◆ **INSTRUCTIONS TO FOLLOW**: How many lines of the records below contain the word "APIs"? Answer with the number alone.

◆ **Dataset records**:
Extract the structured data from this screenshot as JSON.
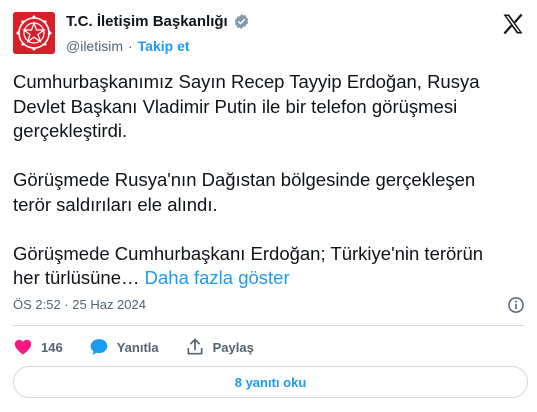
{
  "author": {
    "name": "T.C. İletişim Başkanlığı",
    "handle": "@iletisim",
    "separator": "·",
    "follow_label": "Takip et"
  },
  "tweet": {
    "lines": [
      "Cumhurbaşkanımız Sayın Recep Tayyip Erdoğan, Rusya",
      "Devlet Başkanı Vladimir Putin ile bir telefon görüşmesi",
      "gerçekleştirdi.",
      "Görüşmede Rusya'nın Dağıstan bölgesinde gerçekleşen",
      "terör saldırıları ele alındı.",
      "Görüşmede Cumhurbaşkanı Erdoğan; Türkiye'nin terörün",
      "her türlüsüne…"
    ],
    "show_more": "Daha fazla göster"
  },
  "meta": {
    "timestamp": "ÖS 2:52 · 25 Haz 2024"
  },
  "actions": {
    "like_count": "146",
    "reply_label": "Yanıtla",
    "share_label": "Paylaş"
  },
  "read_replies": "8 yanıtı oku",
  "icons": {
    "verified": "verified-gray-badge-icon",
    "platform": "x-logo-icon",
    "info": "info-icon",
    "like": "heart-icon",
    "reply": "speech-bubble-icon",
    "share": "share-upload-icon"
  },
  "colors": {
    "accent": "#1d9bf0",
    "like": "#f91880",
    "avatar_bg": "#d8202a",
    "verified": "#829aab",
    "text_primary": "#0f1419",
    "text_secondary": "#536471"
  }
}
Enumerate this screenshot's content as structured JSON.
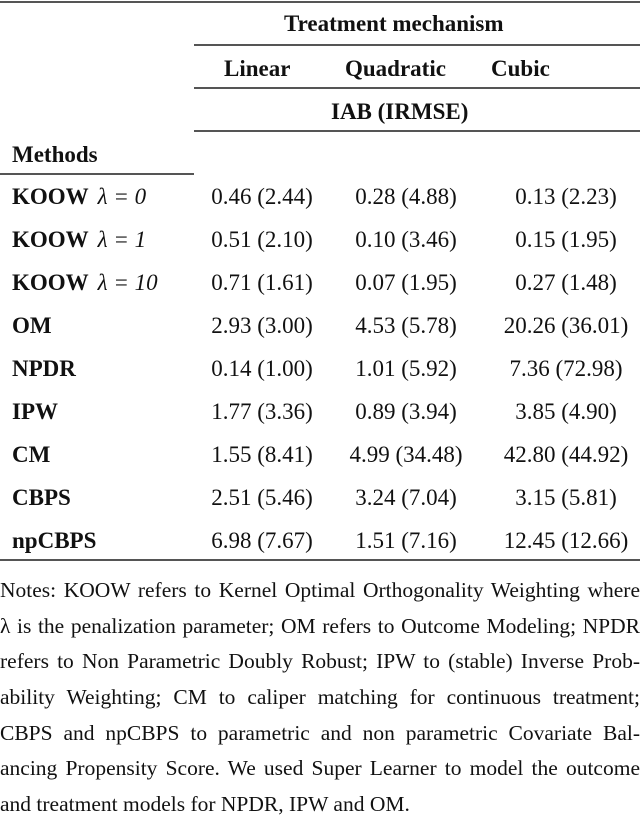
{
  "table": {
    "group_header": "Treatment mechanism",
    "columns": [
      "Linear",
      "Quadratic",
      "Cubic"
    ],
    "metric_header": "IAB (IRMSE)",
    "row_header": "Methods",
    "rows": [
      {
        "method": "KOOW",
        "param": "λ = 0",
        "values": [
          "0.46 (2.44)",
          "0.28 (4.88)",
          "0.13 (2.23)"
        ]
      },
      {
        "method": "KOOW",
        "param": "λ = 1",
        "values": [
          "0.51 (2.10)",
          "0.10 (3.46)",
          "0.15 (1.95)"
        ]
      },
      {
        "method": "KOOW",
        "param": "λ = 10",
        "values": [
          "0.71 (1.61)",
          "0.07 (1.95)",
          "0.27 (1.48)"
        ]
      },
      {
        "method": "OM",
        "param": "",
        "values": [
          "2.93 (3.00)",
          "4.53 (5.78)",
          "20.26 (36.01)"
        ]
      },
      {
        "method": "NPDR",
        "param": "",
        "values": [
          "0.14 (1.00)",
          "1.01 (5.92)",
          "7.36 (72.98)"
        ]
      },
      {
        "method": "IPW",
        "param": "",
        "values": [
          "1.77 (3.36)",
          "0.89 (3.94)",
          "3.85 (4.90)"
        ]
      },
      {
        "method": "CM",
        "param": "",
        "values": [
          "1.55 (8.41)",
          "4.99 (34.48)",
          "42.80 (44.92)"
        ]
      },
      {
        "method": "CBPS",
        "param": "",
        "values": [
          "2.51 (5.46)",
          "3.24 (7.04)",
          "3.15 (5.81)"
        ]
      },
      {
        "method": "npCBPS",
        "param": "",
        "values": [
          "6.98 (7.67)",
          "1.51 (7.16)",
          "12.45 (12.66)"
        ]
      }
    ]
  },
  "notes": [
    "Notes: KOOW refers to Kernel Optimal Orthogonality Weighting where",
    "λ is the penalization parameter; OM refers to Outcome Modeling; NPDR",
    "refers to Non Parametric Doubly Robust; IPW to (stable) Inverse Prob-",
    "ability Weighting; CM to caliper matching for continuous treatment;",
    "CBPS and npCBPS to parametric and non parametric Covariate Bal-",
    "ancing Propensity Score. We used Super Learner to model the outcome",
    "and treatment models for NPDR, IPW and OM."
  ]
}
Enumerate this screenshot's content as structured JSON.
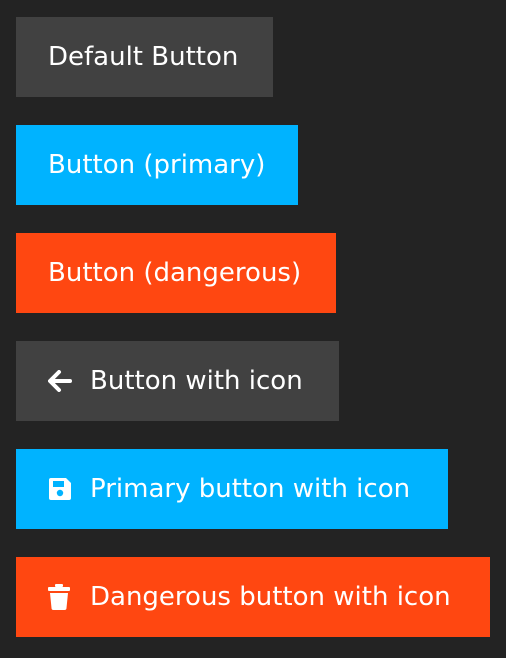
{
  "buttons": [
    {
      "label": "Default Button",
      "variant": "default"
    },
    {
      "label": "Button (primary)",
      "variant": "primary"
    },
    {
      "label": "Button (dangerous)",
      "variant": "dangerous"
    },
    {
      "label": "Button with icon",
      "variant": "default",
      "icon": "arrow-left-icon"
    },
    {
      "label": "Primary button with icon",
      "variant": "primary",
      "icon": "save-icon"
    },
    {
      "label": "Dangerous button with icon",
      "variant": "dangerous",
      "icon": "trash-icon"
    }
  ],
  "colors": {
    "background": "#232323",
    "default": "#414141",
    "primary": "#00b3ff",
    "dangerous": "#ff4711",
    "text": "#ffffff"
  }
}
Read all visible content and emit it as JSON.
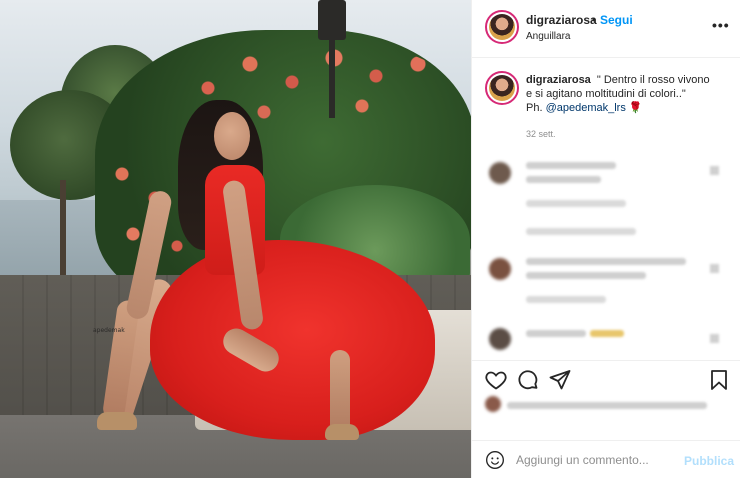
{
  "post": {
    "username": "digraziarosa",
    "dot": "•",
    "follow_label": "Segui",
    "location": "Anguillara",
    "more_label": "•••"
  },
  "caption": {
    "username": "digraziarosa",
    "text_line1": "\" Dentro il rosso vivono",
    "text_line2": "e si agitano moltitudini di colori..\"",
    "photo_prefix": "Ph. ",
    "mention": "@apedemak_lrs",
    "emoji": "🌹",
    "time": "32 sett."
  },
  "photo": {
    "watermark": "apedemak"
  },
  "icons": {
    "like": "heart-icon",
    "comment": "comment-icon",
    "share": "share-icon",
    "save": "bookmark-icon",
    "emoji": "smiley-icon",
    "more": "more-icon"
  },
  "comment_box": {
    "placeholder": "Aggiungi un commento...",
    "publish_label": "Pubblica"
  },
  "colors": {
    "follow": "#0095f6",
    "publish_disabled": "#b2dffc",
    "mention": "#00376b",
    "text": "#262626",
    "muted": "#8e8e8e"
  }
}
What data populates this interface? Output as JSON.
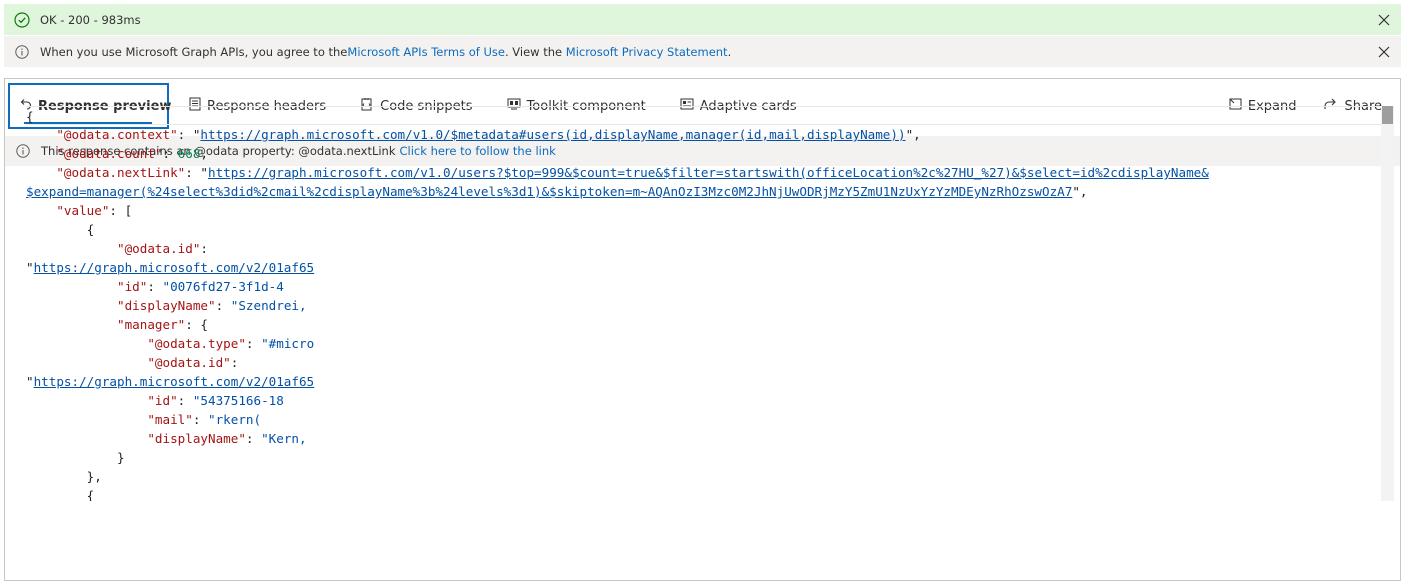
{
  "status": {
    "text": "OK - 200 - 983ms"
  },
  "terms": {
    "prefix": "When you use Microsoft Graph APIs, you agree to the ",
    "terms_link": "Microsoft APIs Terms of Use",
    "middle": ". View the ",
    "privacy_link": "Microsoft Privacy Statement",
    "suffix": "."
  },
  "tabs": {
    "response_preview": "Response preview",
    "response_headers": "Response headers",
    "code_snippets": "Code snippets",
    "toolkit_component": "Toolkit component",
    "adaptive_cards": "Adaptive cards",
    "expand": "Expand",
    "share": "Share"
  },
  "notice": {
    "text": "This response contains an @odata property: @odata.nextLink",
    "link": "Click here to follow the link"
  },
  "json": {
    "open_brace": "{",
    "ctx_key": "\"@odata.context\"",
    "ctx_val": "https://graph.microsoft.com/v1.0/$metadata#users(id,displayName,manager(id,mail,displayName))",
    "count_key": "\"@odata.count\"",
    "count_val": "668",
    "next_key": "\"@odata.nextLink\"",
    "next_val_1": "https://graph.microsoft.com/v1.0/users?$top=999&$count=true&$filter=startswith(officeLocation%2c%27HU_%27)&$select=id%2cdisplayName&",
    "next_val_2": "$expand=manager(%24select%3did%2cmail%2cdisplayName%3b%24levels%3d1)&$skiptoken=m~AQAnOzI3Mzc0M2JhNjUwODRjMzY5ZmU1NzUxYzYzMDEyNzRhOzswOzA7",
    "value_key": "\"value\"",
    "open_bracket": "[",
    "item_open": "{",
    "odata_id_key": "\"@odata.id\"",
    "odata_id_val": "https://graph.microsoft.com/v2/01af65",
    "id_key": "\"id\"",
    "id_val": "\"0076fd27-3f1d-4",
    "display_key": "\"displayName\"",
    "display_val": "\"Szendrei,",
    "manager_key": "\"manager\"",
    "mgr_type_key": "\"@odata.type\"",
    "mgr_type_val": "\"#micro",
    "mgr_odata_id_key": "\"@odata.id\"",
    "mgr_odata_id_val": "https://graph.microsoft.com/v2/01af65",
    "mgr_id_key": "\"id\"",
    "mgr_id_val": "\"54375166-18",
    "mgr_mail_key": "\"mail\"",
    "mgr_mail_val": "\"rkern(",
    "mgr_display_key": "\"displayName\"",
    "mgr_display_val": "\"Kern,",
    "mgr_close": "}",
    "item_close": "},",
    "next_item_open": "{"
  },
  "colors": {
    "success_bg": "#dff6dd",
    "success_icon": "#107c10",
    "link": "#0f6cbd",
    "json_key": "#a31515",
    "json_string": "#0451a5",
    "json_number": "#098658"
  },
  "icons": {
    "status": "check-circle-icon",
    "info": "info-icon",
    "close": "close-icon",
    "response_preview": "undo-arrow-icon",
    "response_headers": "document-icon",
    "code_snippets": "code-snippet-icon",
    "toolkit_component": "toolkit-icon",
    "adaptive_cards": "card-icon",
    "expand": "expand-icon",
    "share": "share-icon"
  }
}
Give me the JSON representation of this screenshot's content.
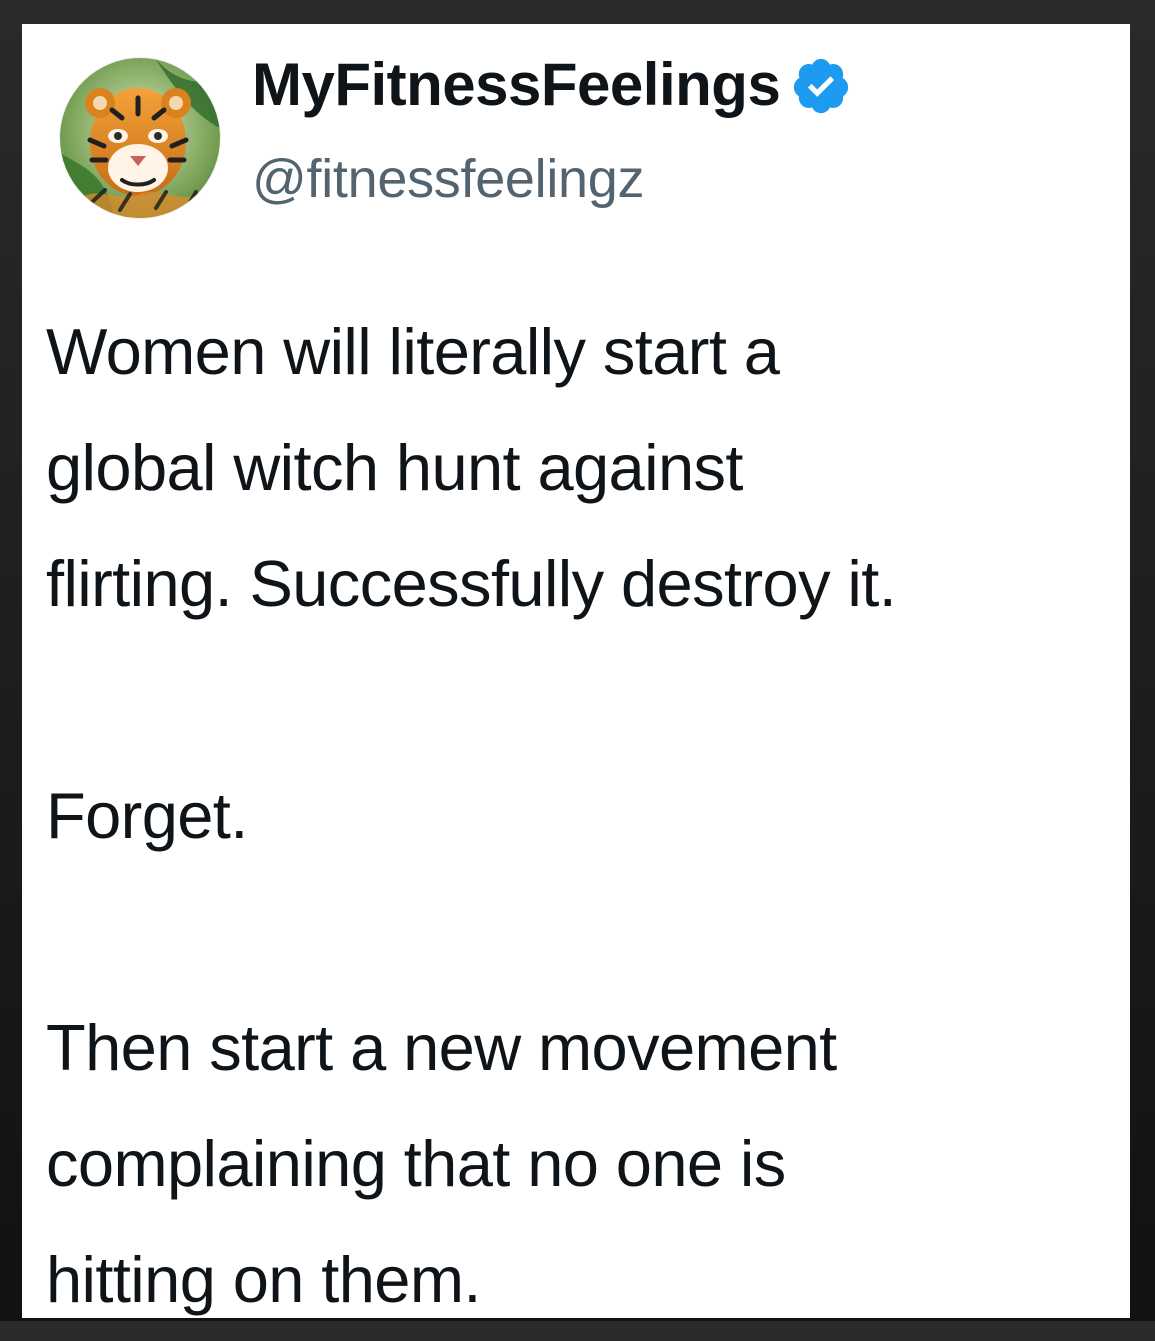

◆ **WORKED ANSWER**: 2